■ Your task ■
Word for word, copy all the data and drop the pictures.

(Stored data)
┏━━

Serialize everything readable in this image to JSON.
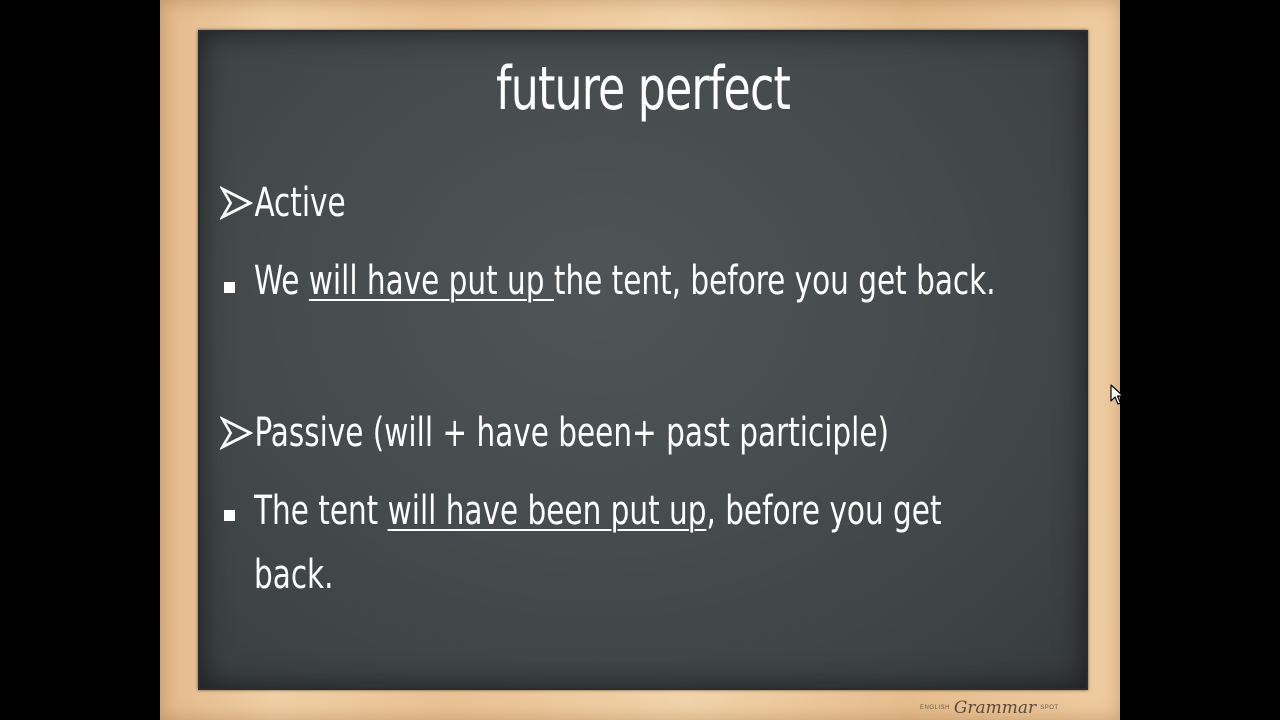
{
  "slide": {
    "title": "future perfect",
    "active_heading": "Active",
    "active_example": {
      "prefix": "We ",
      "underlined": "will have put up ",
      "suffix": "the tent, before you get back."
    },
    "passive_heading": "Passive (will + have been+ past participle)",
    "passive_example": {
      "prefix": "The tent ",
      "underlined": "will have been put up",
      "suffix": ", before you get",
      "continuation": "back."
    },
    "footer": {
      "left": "ENGLISH",
      "brand": "Grammar",
      "right": "SPOT"
    }
  },
  "icons": {
    "heading_bullet": "arrow-bullet-icon",
    "item_bullet": "square-bullet-icon",
    "cursor": "mouse-cursor-icon"
  },
  "colors": {
    "board": "#464c4d",
    "frame": "#ecc69a",
    "text": "#ffffff",
    "background": "#000000"
  }
}
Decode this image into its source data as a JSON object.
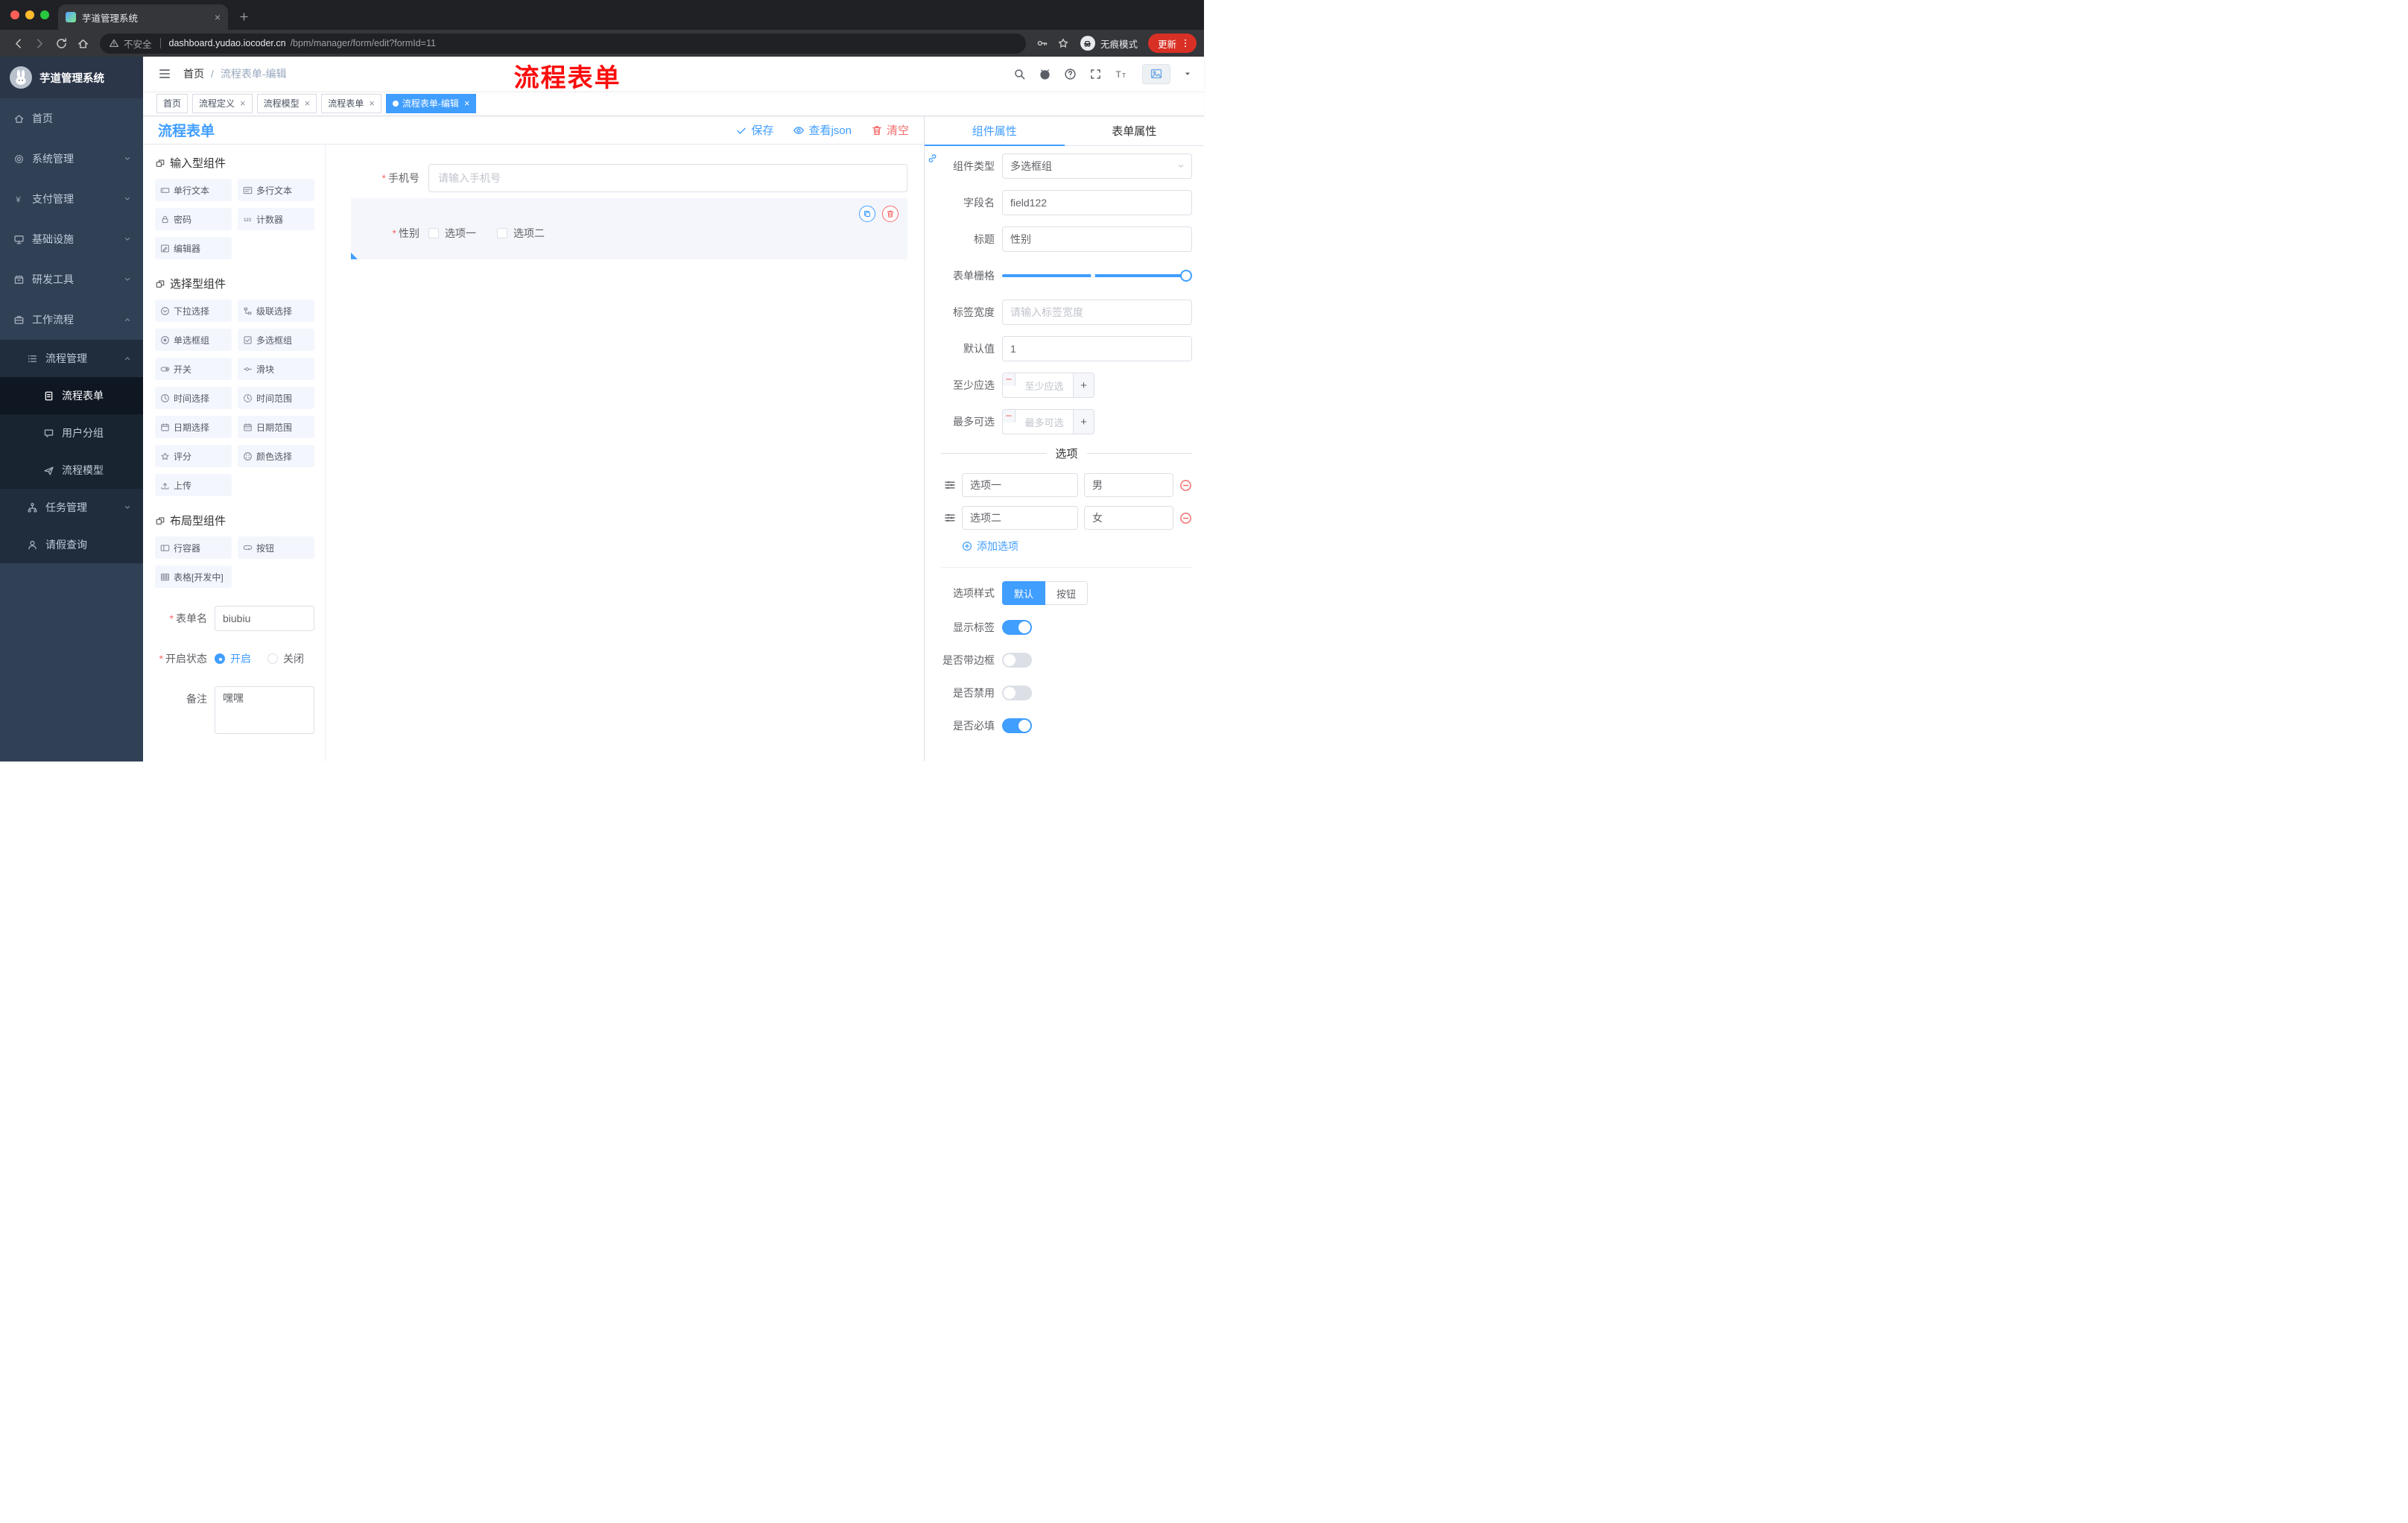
{
  "browser": {
    "tab_title": "芋道管理系统",
    "security_label": "不安全",
    "url_domain": "dashboard.yudao.iocoder.cn",
    "url_path": "/bpm/manager/form/edit?formId=11",
    "incognito_label": "无痕模式",
    "update_label": "更新"
  },
  "header": {
    "breadcrumb": [
      "首页",
      "流程表单-编辑"
    ],
    "annotation": "流程表单"
  },
  "sidebar": {
    "logo_title": "芋道管理系统",
    "items": [
      {
        "label": "首页",
        "icon": "home",
        "level": 1
      },
      {
        "label": "系统管理",
        "icon": "gear",
        "level": 1,
        "arrow": "down"
      },
      {
        "label": "支付管理",
        "icon": "yen",
        "level": 1,
        "arrow": "down"
      },
      {
        "label": "基础设施",
        "icon": "infra",
        "level": 1,
        "arrow": "down"
      },
      {
        "label": "研发工具",
        "icon": "tools",
        "level": 1,
        "arrow": "down"
      },
      {
        "label": "工作流程",
        "icon": "workflow",
        "level": 1,
        "arrow": "up"
      },
      {
        "label": "流程管理",
        "icon": "list",
        "level": 2,
        "arrow": "up"
      },
      {
        "label": "流程表单",
        "icon": "doc",
        "level": 3,
        "active": true
      },
      {
        "label": "用户分组",
        "icon": "chat",
        "level": 3
      },
      {
        "label": "流程模型",
        "icon": "send",
        "level": 3
      },
      {
        "label": "任务管理",
        "icon": "tree",
        "level": 2,
        "arrow": "down"
      },
      {
        "label": "请假查询",
        "icon": "user",
        "level": 2
      }
    ]
  },
  "tags": [
    {
      "label": "首页"
    },
    {
      "label": "流程定义",
      "closable": true
    },
    {
      "label": "流程模型",
      "closable": true
    },
    {
      "label": "流程表单",
      "closable": true
    },
    {
      "label": "流程表单-编辑",
      "closable": true,
      "active": true
    }
  ],
  "toolbar": {
    "title": "流程表单",
    "save": "保存",
    "view_json": "查看json",
    "clear": "清空"
  },
  "components": {
    "groups": [
      {
        "title": "输入型组件",
        "items": [
          {
            "label": "单行文本",
            "icon": "input"
          },
          {
            "label": "多行文本",
            "icon": "textarea"
          },
          {
            "label": "密码",
            "icon": "lock"
          },
          {
            "label": "计数器",
            "icon": "counter"
          },
          {
            "label": "编辑器",
            "icon": "editor"
          }
        ]
      },
      {
        "title": "选择型组件",
        "items": [
          {
            "label": "下拉选择",
            "icon": "select"
          },
          {
            "label": "级联选择",
            "icon": "cascader"
          },
          {
            "label": "单选框组",
            "icon": "radio"
          },
          {
            "label": "多选框组",
            "icon": "checkbox"
          },
          {
            "label": "开关",
            "icon": "switch"
          },
          {
            "label": "滑块",
            "icon": "slider"
          },
          {
            "label": "时间选择",
            "icon": "time"
          },
          {
            "label": "时间范围",
            "icon": "time-range"
          },
          {
            "label": "日期选择",
            "icon": "date"
          },
          {
            "label": "日期范围",
            "icon": "date-range"
          },
          {
            "label": "评分",
            "icon": "rate"
          },
          {
            "label": "颜色选择",
            "icon": "color"
          },
          {
            "label": "上传",
            "icon": "upload"
          }
        ]
      },
      {
        "title": "布局型组件",
        "items": [
          {
            "label": "行容器",
            "icon": "row"
          },
          {
            "label": "按钮",
            "icon": "button"
          },
          {
            "label": "表格[开发中]",
            "icon": "table"
          }
        ]
      }
    ],
    "form": {
      "name_label": "表单名",
      "name_value": "biubiu",
      "status_label": "开启状态",
      "status_on": "开启",
      "status_off": "关闭",
      "remark_label": "备注",
      "remark_value": "嘿嘿"
    }
  },
  "canvas": {
    "phone": {
      "label": "手机号",
      "placeholder": "请输入手机号"
    },
    "gender": {
      "label": "性别",
      "options": [
        "选项一",
        "选项二"
      ]
    }
  },
  "props": {
    "tabs": [
      "组件属性",
      "表单属性"
    ],
    "fields": {
      "type_label": "组件类型",
      "type_value": "多选框组",
      "field_label": "字段名",
      "field_value": "field122",
      "title_label": "标题",
      "title_value": "性别",
      "grid_label": "表单栅格",
      "width_label": "标签宽度",
      "width_placeholder": "请输入标签宽度",
      "default_label": "默认值",
      "default_value": "1",
      "min_label": "至少应选",
      "min_placeholder": "至少应选",
      "max_label": "最多可选",
      "max_placeholder": "最多可选"
    },
    "options_divider": "选项",
    "options": [
      {
        "label": "选项一",
        "value": "男"
      },
      {
        "label": "选项二",
        "value": "女"
      }
    ],
    "add_option": "添加选项",
    "style_label": "选项样式",
    "style_options": [
      {
        "label": "默认",
        "active": true
      },
      {
        "label": "按钮",
        "active": false
      }
    ],
    "switches": [
      {
        "label": "显示标签",
        "on": true
      },
      {
        "label": "是否带边框",
        "on": false
      },
      {
        "label": "是否禁用",
        "on": false
      },
      {
        "label": "是否必填",
        "on": true
      }
    ]
  },
  "colors": {
    "accent": "#409eff",
    "danger": "#f56c6c",
    "annotation": "#fb0e0e"
  }
}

┗━━

■ Correct response ■
Serialize everything readable in this image to JSON.
{
  "slide": {
    "title": "future perfect",
    "active_heading": "Active",
    "active_example": {
      "prefix": "We ",
      "underlined": "will have put up ",
      "suffix": "the tent, before you get back."
    },
    "passive_heading": "Passive (will + have been+ past participle)",
    "passive_example": {
      "prefix": "The tent ",
      "underlined": "will have been put up",
      "suffix": ", before you get",
      "continuation": "back."
    },
    "footer": {
      "left": "ENGLISH",
      "brand": "Grammar",
      "right": "SPOT"
    }
  },
  "icons": {
    "heading_bullet": "arrow-bullet-icon",
    "item_bullet": "square-bullet-icon",
    "cursor": "mouse-cursor-icon"
  },
  "colors": {
    "board": "#464c4d",
    "frame": "#ecc69a",
    "text": "#ffffff",
    "background": "#000000"
  }
}
Decode this image into its source data as a JSON object.
{
  "browser": {
    "tab_title": "芋道管理系统",
    "security_label": "不安全",
    "url_domain": "dashboard.yudao.iocoder.cn",
    "url_path": "/bpm/manager/form/edit?formId=11",
    "incognito_label": "无痕模式",
    "update_label": "更新"
  },
  "header": {
    "breadcrumb": [
      "首页",
      "流程表单-编辑"
    ],
    "annotation": "流程表单"
  },
  "sidebar": {
    "logo_title": "芋道管理系统",
    "items": [
      {
        "label": "首页",
        "icon": "home",
        "level": 1
      },
      {
        "label": "系统管理",
        "icon": "gear",
        "level": 1,
        "arrow": "down"
      },
      {
        "label": "支付管理",
        "icon": "yen",
        "level": 1,
        "arrow": "down"
      },
      {
        "label": "基础设施",
        "icon": "infra",
        "level": 1,
        "arrow": "down"
      },
      {
        "label": "研发工具",
        "icon": "tools",
        "level": 1,
        "arrow": "down"
      },
      {
        "label": "工作流程",
        "icon": "workflow",
        "level": 1,
        "arrow": "up"
      },
      {
        "label": "流程管理",
        "icon": "list",
        "level": 2,
        "arrow": "up"
      },
      {
        "label": "流程表单",
        "icon": "doc",
        "level": 3,
        "active": true
      },
      {
        "label": "用户分组",
        "icon": "chat",
        "level": 3
      },
      {
        "label": "流程模型",
        "icon": "send",
        "level": 3
      },
      {
        "label": "任务管理",
        "icon": "tree",
        "level": 2,
        "arrow": "down"
      },
      {
        "label": "请假查询",
        "icon": "user",
        "level": 2
      }
    ]
  },
  "tags": [
    {
      "label": "首页"
    },
    {
      "label": "流程定义",
      "closable": true
    },
    {
      "label": "流程模型",
      "closable": true
    },
    {
      "label": "流程表单",
      "closable": true
    },
    {
      "label": "流程表单-编辑",
      "closable": true,
      "active": true
    }
  ],
  "toolbar": {
    "title": "流程表单",
    "save": "保存",
    "view_json": "查看json",
    "clear": "清空"
  },
  "components": {
    "groups": [
      {
        "title": "输入型组件",
        "items": [
          {
            "label": "单行文本",
            "icon": "input"
          },
          {
            "label": "多行文本",
            "icon": "textarea"
          },
          {
            "label": "密码",
            "icon": "lock"
          },
          {
            "label": "计数器",
            "icon": "counter"
          },
          {
            "label": "编辑器",
            "icon": "editor"
          }
        ]
      },
      {
        "title": "选择型组件",
        "items": [
          {
            "label": "下拉选择",
            "icon": "select"
          },
          {
            "label": "级联选择",
            "icon": "cascader"
          },
          {
            "label": "单选框组",
            "icon": "radio"
          },
          {
            "label": "多选框组",
            "icon": "checkbox"
          },
          {
            "label": "开关",
            "icon": "switch"
          },
          {
            "label": "滑块",
            "icon": "slider"
          },
          {
            "label": "时间选择",
            "icon": "time"
          },
          {
            "label": "时间范围",
            "icon": "time-range"
          },
          {
            "label": "日期选择",
            "icon": "date"
          },
          {
            "label": "日期范围",
            "icon": "date-range"
          },
          {
            "label": "评分",
            "icon": "rate"
          },
          {
            "label": "颜色选择",
            "icon": "color"
          },
          {
            "label": "上传",
            "icon": "upload"
          }
        ]
      },
      {
        "title": "布局型组件",
        "items": [
          {
            "label": "行容器",
            "icon": "row"
          },
          {
            "label": "按钮",
            "icon": "button"
          },
          {
            "label": "表格[开发中]",
            "icon": "table"
          }
        ]
      }
    ],
    "form": {
      "name_label": "表单名",
      "name_value": "biubiu",
      "status_label": "开启状态",
      "status_on": "开启",
      "status_off": "关闭",
      "remark_label": "备注",
      "remark_value": "嘿嘿"
    }
  },
  "canvas": {
    "phone": {
      "label": "手机号",
      "placeholder": "请输入手机号"
    },
    "gender": {
      "label": "性别",
      "options": [
        "选项一",
        "选项二"
      ]
    }
  },
  "props": {
    "tabs": [
      "组件属性",
      "表单属性"
    ],
    "fields": {
      "type_label": "组件类型",
      "type_value": "多选框组",
      "field_label": "字段名",
      "field_value": "field122",
      "title_label": "标题",
      "title_value": "性别",
      "grid_label": "表单栅格",
      "width_label": "标签宽度",
      "width_placeholder": "请输入标签宽度",
      "default_label": "默认值",
      "default_value": "1",
      "min_label": "至少应选",
      "min_placeholder": "至少应选",
      "max_label": "最多可选",
      "max_placeholder": "最多可选"
    },
    "options_divider": "选项",
    "options": [
      {
        "label": "选项一",
        "value": "男"
      },
      {
        "label": "选项二",
        "value": "女"
      }
    ],
    "add_option": "添加选项",
    "style_label": "选项样式",
    "style_options": [
      {
        "label": "默认",
        "active": true
      },
      {
        "label": "按钮",
        "active": false
      }
    ],
    "switches": [
      {
        "label": "显示标签",
        "on": true
      },
      {
        "label": "是否带边框",
        "on": false
      },
      {
        "label": "是否禁用",
        "on": false
      },
      {
        "label": "是否必填",
        "on": true
      }
    ]
  },
  "colors": {
    "accent": "#409eff",
    "danger": "#f56c6c",
    "annotation": "#fb0e0e"
  }
}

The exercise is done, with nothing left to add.